## Task description
Skip the pictures. Transcribe the rest of the data below without changing a word.

.....

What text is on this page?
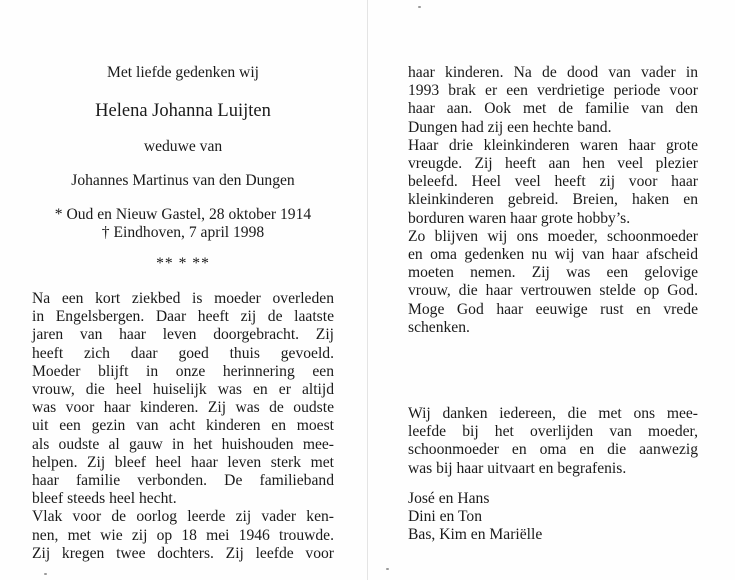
Met liefde gedenken wij
Helena Johanna Luijten
weduwe van
Johannes Martinus van den Dungen
* Oud en Nieuw Gastel, 28 oktober 1914
† Eindhoven, 7 april 1998
** * **
Na een kort ziekbed is moeder overleden
in Engelsbergen. Daar heeft zij de laatste
jaren van haar leven doorgebracht. Zij
heeft zich daar goed thuis gevoeld.
Moeder blijft in onze herinnering een
vrouw, die heel huiselijk was en er altijd
was voor haar kinderen. Zij was de oudste
uit een gezin van acht kinderen en moest
als oudste al gauw in het huishouden mee-
helpen. Zij bleef heel haar leven sterk met
haar familie verbonden. De familieband
bleef steeds heel hecht.
Vlak voor de oorlog leerde zij vader ken-
nen, met wie zij op 18 mei 1946 trouwde.
Zij kregen twee dochters. Zij leefde voor
haar kinderen. Na de dood van vader in
1993 brak er een verdrietige periode voor
haar aan. Ook met de familie van den
Dungen had zij een hechte band.
Haar drie kleinkinderen waren haar grote
vreugde. Zij heeft aan hen veel plezier
beleefd. Heel veel heeft zij voor haar
kleinkinderen gebreid. Breien, haken en
borduren waren haar grote hobby’s.
Zo blijven wij ons moeder, schoonmoeder
en oma gedenken nu wij van haar afscheid
moeten nemen. Zij was een gelovige
vrouw, die haar vertrouwen stelde op God.
Moge God haar eeuwige rust en vrede
schenken.
Wij danken iedereen, die met ons mee-
leefde bij het overlijden van moeder,
schoonmoeder en oma en die aanwezig
was bij haar uitvaart en begrafenis.
José en Hans
Dini en Ton
Bas, Kim en Mariëlle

.....

## Worked answer
What text is on this page?
Met liefde gedenken wij
Helena Johanna Luijten
weduwe van
Johannes Martinus van den Dungen
* Oud en Nieuw Gastel, 28 oktober 1914
† Eindhoven, 7 april 1998
** * **
Na een kort ziekbed is moeder overleden
in Engelsbergen. Daar heeft zij de laatste
jaren van haar leven doorgebracht. Zij
heeft zich daar goed thuis gevoeld.
Moeder blijft in onze herinnering een
vrouw, die heel huiselijk was en er altijd
was voor haar kinderen. Zij was de oudste
uit een gezin van acht kinderen en moest
als oudste al gauw in het huishouden mee-
helpen. Zij bleef heel haar leven sterk met
haar familie verbonden. De familieband
bleef steeds heel hecht.
Vlak voor de oorlog leerde zij vader ken-
nen, met wie zij op 18 mei 1946 trouwde.
Zij kregen twee dochters. Zij leefde voor
haar kinderen. Na de dood van vader in
1993 brak er een verdrietige periode voor
haar aan. Ook met de familie van den
Dungen had zij een hechte band.
Haar drie kleinkinderen waren haar grote
vreugde. Zij heeft aan hen veel plezier
beleefd. Heel veel heeft zij voor haar
kleinkinderen gebreid. Breien, haken en
borduren waren haar grote hobby’s.
Zo blijven wij ons moeder, schoonmoeder
en oma gedenken nu wij van haar afscheid
moeten nemen. Zij was een gelovige
vrouw, die haar vertrouwen stelde op God.
Moge God haar eeuwige rust en vrede
schenken.
Wij danken iedereen, die met ons mee-
leefde bij het overlijden van moeder,
schoonmoeder en oma en die aanwezig
was bij haar uitvaart en begrafenis.
José en Hans
Dini en Ton
Bas, Kim en Mariëlle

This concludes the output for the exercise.